**Extrait choisi:**
>>

Après cette expérience, c’est dans un autre décor qu’il a évolué : l’Antarctique. En tant que Chef de base et glaciologue, sa mission était double : assurer l’ordre au sein de la base Concordia et récolter des échantillons de glace.

À l’occasion de la sortie de son livre « Un Hiver Antarctique », le 17 octobre, il répond à nos questions et partage avec nous cette nouvelle expérience tout aussi incroyable. Vous retrouverez l’interview complète en fin d’article.

Un environnement hostile et reculé

« Les températures peuvent descendre en-dessous de -80°C, les nuits et les jours peuvent durer des mois d’affilée, l’air est extrêmement sec, le manque d’oxygène rend la respiration difficile et, quoi qu’il arrive, nous n’avions pas la possibilité d’être évacués ni rejoints pendant les neuf mois d’hivernage » nous indique CYPRIEN VERSEUX évoquant l’environnement hostile et l’isolement dans lequel il a été immergé pendant sa mission.

Interview

1°/ Pourriez-vous nous expliquer quel était votre rôle dans cette mission en Antarctique ?

J’y étais glaciologue et travaillais sur différents projets de recherche qui aideront, par exemple, à mieux connaître le climat tel qu’il était par le passé et à mieux évaluer son futur probable. J’étais également le chef de base et dirigeais l’équipage de treize personnes.

 

2°/ Quel était l'objectif général de la mission ?

L’objectif était scientifique : l’environnement unique de Concordia est une aubaine pour des chercheurs de différents domaines. L’un de mes coéquipiers travaillait par exemple sur des projets d’astronomie qui tirent avantage du ciel dégagé, de la fine atmosphère, de la longue nuit polaire et de l’absence de lumière artificielle. Une autre, médecin-chercheure, travaillait pour l’Agence Spatiale Européenne : elle évaluait notre adaptation à cet environnement extrême, physiologiquement comme psychologiquement, en vue de futurs séjours en dehors de la Terre. Deux d’entre nous menaient des recherches en glaciologie : la neige vierge et l’absence de pollution en font un endroit rêvé pour ce domaine. D’autres étudiaient l’atmosphère, la météorologie, le magnétisme ou encore la sismologie. Cela dit, tous n’étaient pas chercheur : nous avions un médecin, une équipe technique, un cuisinier et un responsable informatique.

<<

**Énoncé de l'exercice:** Reproduisez fidèlement le passage de l'extrait choisi qui va de « J’y étais glaciologue » jusqu'à « de treize personnes. » inclus. Vous n'aurez pas besoin de la liste.

**Données extraites:**
>>

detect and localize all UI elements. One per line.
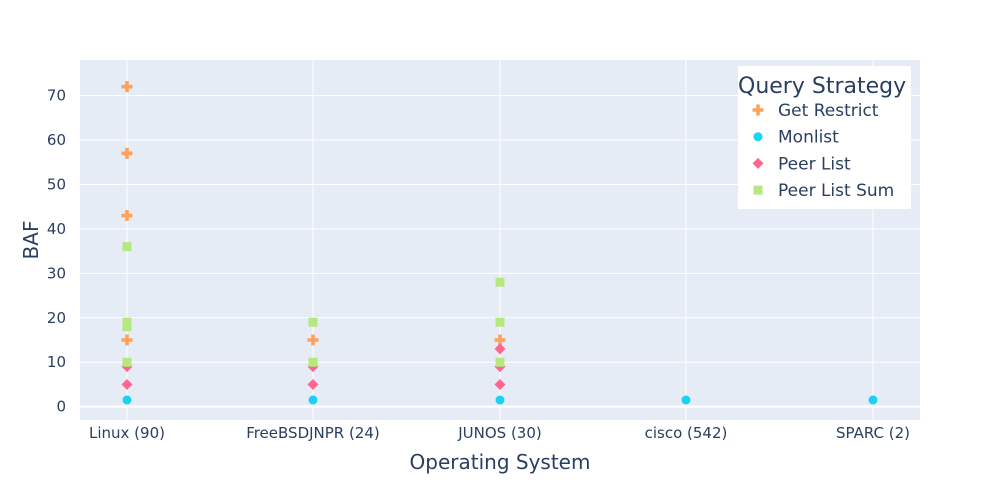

<<

**Tâche accomplie:**
J’y étais glaciologue et travaillais sur différents projets de recherche qui aideront, par exemple, à mieux connaître le climat tel qu’il était par le passé et à mieux évaluer son futur probable. J’étais également le chef de base et dirigeais l’équipage de treize personnes.